-- WHAT IS ASKED --
Copy every line of the listing that holds the string "孔和端面定位".

_ _ _ _ _

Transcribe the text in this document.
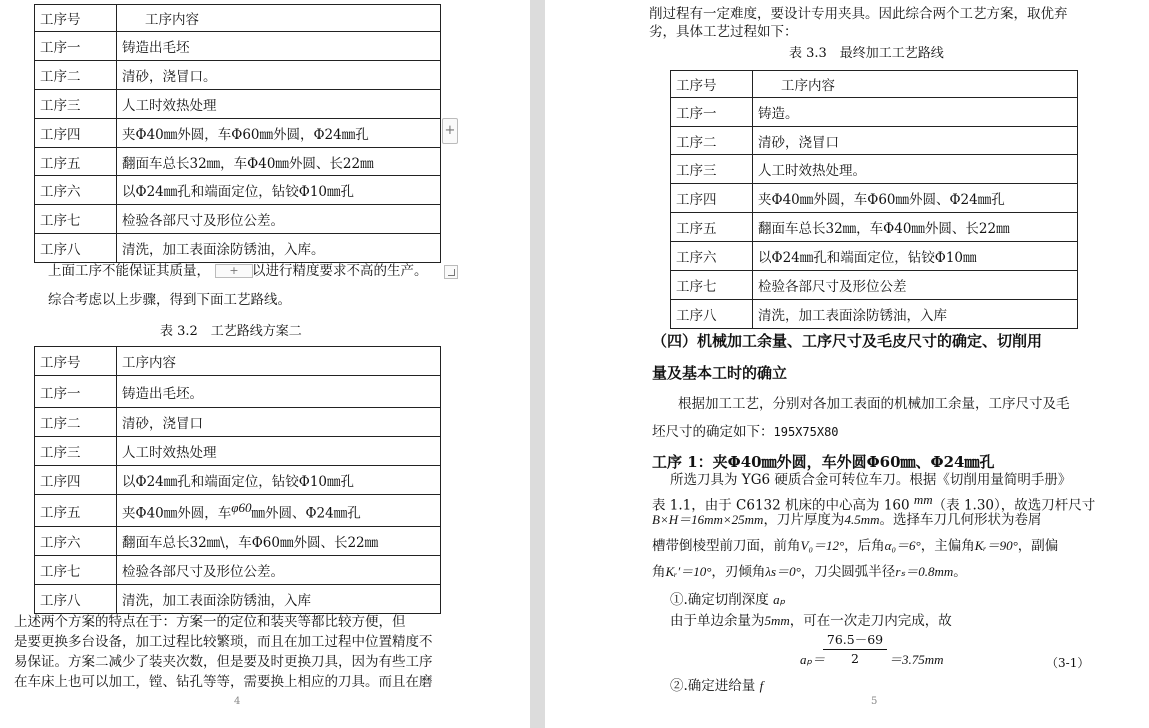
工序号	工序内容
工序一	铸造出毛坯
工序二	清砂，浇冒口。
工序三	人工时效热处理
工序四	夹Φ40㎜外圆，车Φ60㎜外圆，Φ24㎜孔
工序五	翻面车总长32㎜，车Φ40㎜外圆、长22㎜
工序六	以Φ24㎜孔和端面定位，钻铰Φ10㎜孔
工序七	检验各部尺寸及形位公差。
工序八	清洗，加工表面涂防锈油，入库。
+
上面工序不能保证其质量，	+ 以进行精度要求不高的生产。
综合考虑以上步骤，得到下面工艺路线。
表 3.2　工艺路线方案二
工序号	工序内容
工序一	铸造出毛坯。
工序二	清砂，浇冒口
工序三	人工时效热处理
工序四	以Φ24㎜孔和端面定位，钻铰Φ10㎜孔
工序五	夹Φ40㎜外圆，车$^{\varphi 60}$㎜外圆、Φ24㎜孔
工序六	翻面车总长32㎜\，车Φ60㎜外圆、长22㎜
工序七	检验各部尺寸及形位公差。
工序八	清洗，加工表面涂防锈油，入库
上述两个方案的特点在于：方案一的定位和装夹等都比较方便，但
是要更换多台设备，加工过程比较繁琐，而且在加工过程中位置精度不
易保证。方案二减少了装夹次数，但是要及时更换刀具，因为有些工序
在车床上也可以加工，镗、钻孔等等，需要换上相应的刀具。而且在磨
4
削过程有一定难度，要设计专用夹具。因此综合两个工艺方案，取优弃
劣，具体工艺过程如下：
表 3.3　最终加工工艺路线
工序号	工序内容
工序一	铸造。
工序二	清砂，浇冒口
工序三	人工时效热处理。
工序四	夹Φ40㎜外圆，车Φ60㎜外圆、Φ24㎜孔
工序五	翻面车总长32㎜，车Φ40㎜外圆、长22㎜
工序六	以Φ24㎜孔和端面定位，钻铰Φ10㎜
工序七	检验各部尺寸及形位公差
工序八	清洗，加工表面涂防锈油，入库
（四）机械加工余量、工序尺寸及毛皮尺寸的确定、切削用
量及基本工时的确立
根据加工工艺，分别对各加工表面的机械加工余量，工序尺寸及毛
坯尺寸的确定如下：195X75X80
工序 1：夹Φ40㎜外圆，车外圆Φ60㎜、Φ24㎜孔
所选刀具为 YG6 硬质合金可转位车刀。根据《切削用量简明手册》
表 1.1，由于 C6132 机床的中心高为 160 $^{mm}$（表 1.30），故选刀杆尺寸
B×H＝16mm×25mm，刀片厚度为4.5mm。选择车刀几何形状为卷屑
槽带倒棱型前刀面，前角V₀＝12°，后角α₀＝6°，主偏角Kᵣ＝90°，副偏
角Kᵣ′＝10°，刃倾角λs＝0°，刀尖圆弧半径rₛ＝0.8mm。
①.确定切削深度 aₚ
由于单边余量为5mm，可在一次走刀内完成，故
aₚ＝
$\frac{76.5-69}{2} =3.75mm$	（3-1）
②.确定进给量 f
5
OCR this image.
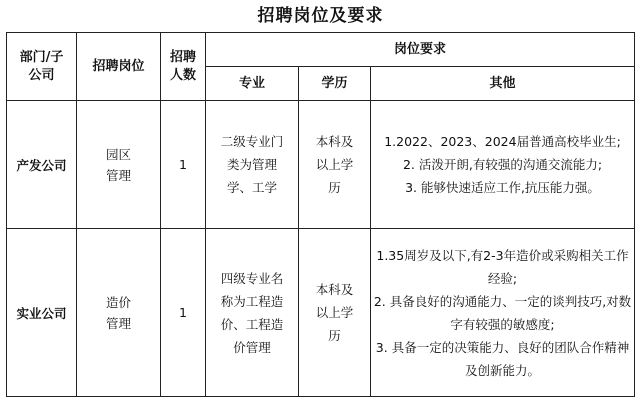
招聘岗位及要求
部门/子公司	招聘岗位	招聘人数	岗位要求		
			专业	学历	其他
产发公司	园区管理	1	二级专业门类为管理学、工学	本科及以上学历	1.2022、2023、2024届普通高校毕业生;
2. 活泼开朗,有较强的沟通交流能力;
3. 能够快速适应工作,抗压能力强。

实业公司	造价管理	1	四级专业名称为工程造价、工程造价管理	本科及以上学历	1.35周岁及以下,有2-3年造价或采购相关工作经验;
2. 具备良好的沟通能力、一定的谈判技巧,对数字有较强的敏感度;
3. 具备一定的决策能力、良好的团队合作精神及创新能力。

_ _ _ _ _

-- THE COMPLETED TASK --
工序六	以Φ24㎜孔和端面定位，钻铰Φ10㎜孔
工序四	以Φ24㎜孔和端面定位，钻铰Φ10㎜孔
工序六	以Φ24㎜孔和端面定位，钻铰Φ10㎜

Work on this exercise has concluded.